*What you need to do*. Extract each line holding the word "MJoules" from the entries.

%%

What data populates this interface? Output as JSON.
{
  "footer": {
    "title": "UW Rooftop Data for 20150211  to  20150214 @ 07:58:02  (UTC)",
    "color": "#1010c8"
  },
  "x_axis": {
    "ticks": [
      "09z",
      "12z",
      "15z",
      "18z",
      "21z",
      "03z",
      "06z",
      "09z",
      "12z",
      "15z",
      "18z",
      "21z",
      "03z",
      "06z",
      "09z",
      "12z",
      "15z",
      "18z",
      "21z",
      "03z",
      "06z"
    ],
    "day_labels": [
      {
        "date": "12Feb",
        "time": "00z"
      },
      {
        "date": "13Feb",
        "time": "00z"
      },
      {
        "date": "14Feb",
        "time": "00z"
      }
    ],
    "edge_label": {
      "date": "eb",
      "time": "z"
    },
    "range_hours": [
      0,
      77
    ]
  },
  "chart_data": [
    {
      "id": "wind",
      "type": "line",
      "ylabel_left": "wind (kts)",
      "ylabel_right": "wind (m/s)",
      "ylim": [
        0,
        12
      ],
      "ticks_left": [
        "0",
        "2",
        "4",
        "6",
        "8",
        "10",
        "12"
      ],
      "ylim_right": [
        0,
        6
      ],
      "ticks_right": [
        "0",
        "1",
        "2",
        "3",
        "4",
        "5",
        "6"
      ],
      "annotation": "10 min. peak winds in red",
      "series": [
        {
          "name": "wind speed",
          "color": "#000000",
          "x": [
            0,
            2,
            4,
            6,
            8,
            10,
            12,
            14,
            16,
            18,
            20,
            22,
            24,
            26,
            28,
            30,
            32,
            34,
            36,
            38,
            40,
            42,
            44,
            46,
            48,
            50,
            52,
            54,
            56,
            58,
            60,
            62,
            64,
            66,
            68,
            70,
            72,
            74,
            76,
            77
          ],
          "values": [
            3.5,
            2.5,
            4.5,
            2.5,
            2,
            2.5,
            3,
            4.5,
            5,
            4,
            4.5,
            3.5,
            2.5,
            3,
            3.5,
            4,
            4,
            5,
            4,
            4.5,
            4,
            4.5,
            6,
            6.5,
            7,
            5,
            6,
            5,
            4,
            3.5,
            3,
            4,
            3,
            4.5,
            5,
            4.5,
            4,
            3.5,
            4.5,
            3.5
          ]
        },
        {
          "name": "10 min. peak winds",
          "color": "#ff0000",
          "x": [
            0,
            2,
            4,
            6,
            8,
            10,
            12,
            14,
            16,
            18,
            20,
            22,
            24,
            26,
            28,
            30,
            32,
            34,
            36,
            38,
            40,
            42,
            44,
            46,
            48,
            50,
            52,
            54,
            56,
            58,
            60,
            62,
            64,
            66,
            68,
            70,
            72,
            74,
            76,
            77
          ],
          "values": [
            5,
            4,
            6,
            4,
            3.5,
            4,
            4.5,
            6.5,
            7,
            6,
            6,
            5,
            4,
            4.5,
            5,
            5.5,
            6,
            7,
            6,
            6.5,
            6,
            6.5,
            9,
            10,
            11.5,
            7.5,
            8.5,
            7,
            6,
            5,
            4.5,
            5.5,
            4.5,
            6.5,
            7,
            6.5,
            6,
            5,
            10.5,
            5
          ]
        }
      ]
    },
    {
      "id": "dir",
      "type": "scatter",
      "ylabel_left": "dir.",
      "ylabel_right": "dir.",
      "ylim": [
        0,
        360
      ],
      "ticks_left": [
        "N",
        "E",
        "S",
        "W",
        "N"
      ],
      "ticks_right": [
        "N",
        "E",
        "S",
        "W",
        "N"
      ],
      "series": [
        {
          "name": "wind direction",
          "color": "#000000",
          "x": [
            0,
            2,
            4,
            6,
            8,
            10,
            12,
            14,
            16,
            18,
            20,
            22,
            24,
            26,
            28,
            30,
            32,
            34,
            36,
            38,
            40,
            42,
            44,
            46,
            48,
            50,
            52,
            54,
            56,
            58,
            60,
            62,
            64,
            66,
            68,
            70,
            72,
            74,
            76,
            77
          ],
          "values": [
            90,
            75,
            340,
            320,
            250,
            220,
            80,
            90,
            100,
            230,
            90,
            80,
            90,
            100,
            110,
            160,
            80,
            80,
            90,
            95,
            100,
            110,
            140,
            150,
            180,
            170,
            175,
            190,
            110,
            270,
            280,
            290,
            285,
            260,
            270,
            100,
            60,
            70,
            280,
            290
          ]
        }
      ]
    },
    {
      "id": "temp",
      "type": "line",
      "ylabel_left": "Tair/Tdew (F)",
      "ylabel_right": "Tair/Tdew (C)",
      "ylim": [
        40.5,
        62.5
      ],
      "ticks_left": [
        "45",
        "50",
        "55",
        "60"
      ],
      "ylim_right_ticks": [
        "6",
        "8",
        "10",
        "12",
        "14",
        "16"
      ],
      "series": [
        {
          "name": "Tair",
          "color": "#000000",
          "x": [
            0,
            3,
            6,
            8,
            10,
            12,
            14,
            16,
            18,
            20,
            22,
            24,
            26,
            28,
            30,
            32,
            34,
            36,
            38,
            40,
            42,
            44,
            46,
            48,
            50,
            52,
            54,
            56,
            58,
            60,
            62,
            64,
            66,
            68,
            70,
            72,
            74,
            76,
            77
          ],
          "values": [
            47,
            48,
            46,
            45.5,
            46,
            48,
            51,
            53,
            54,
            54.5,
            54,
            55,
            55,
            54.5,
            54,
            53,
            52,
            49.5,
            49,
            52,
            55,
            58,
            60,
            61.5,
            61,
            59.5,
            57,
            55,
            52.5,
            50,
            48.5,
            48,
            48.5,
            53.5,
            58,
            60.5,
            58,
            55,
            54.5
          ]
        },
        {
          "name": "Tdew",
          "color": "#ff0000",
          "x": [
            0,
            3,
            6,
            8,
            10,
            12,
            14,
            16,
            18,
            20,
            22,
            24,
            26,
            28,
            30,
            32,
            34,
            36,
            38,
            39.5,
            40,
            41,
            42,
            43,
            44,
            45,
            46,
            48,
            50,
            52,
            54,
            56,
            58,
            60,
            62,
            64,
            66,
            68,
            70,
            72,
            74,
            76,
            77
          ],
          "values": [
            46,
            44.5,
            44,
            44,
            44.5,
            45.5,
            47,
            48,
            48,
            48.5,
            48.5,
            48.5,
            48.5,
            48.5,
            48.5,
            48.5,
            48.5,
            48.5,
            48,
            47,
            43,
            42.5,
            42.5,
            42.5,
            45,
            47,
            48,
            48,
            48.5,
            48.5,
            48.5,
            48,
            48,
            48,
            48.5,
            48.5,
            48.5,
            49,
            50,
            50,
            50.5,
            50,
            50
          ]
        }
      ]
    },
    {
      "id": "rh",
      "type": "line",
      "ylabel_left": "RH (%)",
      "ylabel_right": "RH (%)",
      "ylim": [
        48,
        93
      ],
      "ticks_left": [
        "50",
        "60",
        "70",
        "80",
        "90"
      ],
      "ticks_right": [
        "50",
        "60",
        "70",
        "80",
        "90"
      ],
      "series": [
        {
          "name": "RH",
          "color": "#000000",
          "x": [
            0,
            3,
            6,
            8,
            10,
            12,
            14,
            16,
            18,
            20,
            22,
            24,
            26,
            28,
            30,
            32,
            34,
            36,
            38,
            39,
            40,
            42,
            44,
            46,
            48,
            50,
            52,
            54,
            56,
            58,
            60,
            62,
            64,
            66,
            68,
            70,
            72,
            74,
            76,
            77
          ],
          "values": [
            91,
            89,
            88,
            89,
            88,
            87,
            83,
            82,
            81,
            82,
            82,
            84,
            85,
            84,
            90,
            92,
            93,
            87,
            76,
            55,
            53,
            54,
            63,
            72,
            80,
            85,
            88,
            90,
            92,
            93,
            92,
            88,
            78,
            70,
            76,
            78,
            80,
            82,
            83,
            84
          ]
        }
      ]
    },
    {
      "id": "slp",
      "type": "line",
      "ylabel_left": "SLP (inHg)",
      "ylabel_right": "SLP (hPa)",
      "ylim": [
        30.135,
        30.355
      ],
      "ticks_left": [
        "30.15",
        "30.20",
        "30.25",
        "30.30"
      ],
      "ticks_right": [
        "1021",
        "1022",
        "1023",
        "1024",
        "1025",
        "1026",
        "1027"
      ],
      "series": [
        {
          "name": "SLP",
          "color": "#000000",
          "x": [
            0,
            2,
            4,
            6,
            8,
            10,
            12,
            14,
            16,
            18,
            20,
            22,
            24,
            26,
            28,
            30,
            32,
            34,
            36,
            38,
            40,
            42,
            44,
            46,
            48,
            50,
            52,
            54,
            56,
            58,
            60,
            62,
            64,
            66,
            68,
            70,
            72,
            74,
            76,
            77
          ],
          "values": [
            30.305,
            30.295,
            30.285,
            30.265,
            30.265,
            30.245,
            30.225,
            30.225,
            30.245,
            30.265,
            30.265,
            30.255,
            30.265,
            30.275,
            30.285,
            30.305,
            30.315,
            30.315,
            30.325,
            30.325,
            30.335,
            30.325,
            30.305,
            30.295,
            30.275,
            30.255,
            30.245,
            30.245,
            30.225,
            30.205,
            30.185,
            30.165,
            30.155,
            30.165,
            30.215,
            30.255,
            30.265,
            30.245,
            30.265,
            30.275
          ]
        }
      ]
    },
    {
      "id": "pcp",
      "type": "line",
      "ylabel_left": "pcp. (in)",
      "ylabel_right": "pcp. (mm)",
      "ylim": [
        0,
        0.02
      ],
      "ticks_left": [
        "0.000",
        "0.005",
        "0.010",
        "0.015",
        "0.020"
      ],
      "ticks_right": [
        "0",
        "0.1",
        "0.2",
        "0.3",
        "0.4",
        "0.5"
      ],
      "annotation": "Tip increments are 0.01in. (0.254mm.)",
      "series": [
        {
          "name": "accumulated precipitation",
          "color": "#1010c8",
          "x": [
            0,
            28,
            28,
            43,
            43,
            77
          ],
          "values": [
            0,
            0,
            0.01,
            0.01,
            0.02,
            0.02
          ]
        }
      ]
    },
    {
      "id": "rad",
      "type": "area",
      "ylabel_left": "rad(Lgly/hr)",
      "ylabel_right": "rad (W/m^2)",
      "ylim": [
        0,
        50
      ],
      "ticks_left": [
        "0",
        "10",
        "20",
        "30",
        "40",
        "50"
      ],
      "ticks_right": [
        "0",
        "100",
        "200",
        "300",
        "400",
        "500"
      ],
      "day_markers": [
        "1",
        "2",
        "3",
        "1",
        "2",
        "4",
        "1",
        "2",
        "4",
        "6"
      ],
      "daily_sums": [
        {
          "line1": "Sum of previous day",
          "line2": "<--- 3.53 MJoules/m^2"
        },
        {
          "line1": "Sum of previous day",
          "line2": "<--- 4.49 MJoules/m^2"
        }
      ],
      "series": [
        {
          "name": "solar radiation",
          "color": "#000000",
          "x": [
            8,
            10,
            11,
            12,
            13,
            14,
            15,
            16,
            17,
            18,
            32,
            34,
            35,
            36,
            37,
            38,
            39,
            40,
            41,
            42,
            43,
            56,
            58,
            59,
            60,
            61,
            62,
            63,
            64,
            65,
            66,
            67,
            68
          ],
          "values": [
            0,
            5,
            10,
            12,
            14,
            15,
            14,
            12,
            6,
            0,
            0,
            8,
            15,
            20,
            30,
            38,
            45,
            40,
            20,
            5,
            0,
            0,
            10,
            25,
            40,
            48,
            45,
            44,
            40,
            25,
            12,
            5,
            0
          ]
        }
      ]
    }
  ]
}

%%

*Solution for this exercise*.
          "line2": "<--- 3.53 MJoules/m^2"
          "line2": "<--- 4.49 MJoules/m^2"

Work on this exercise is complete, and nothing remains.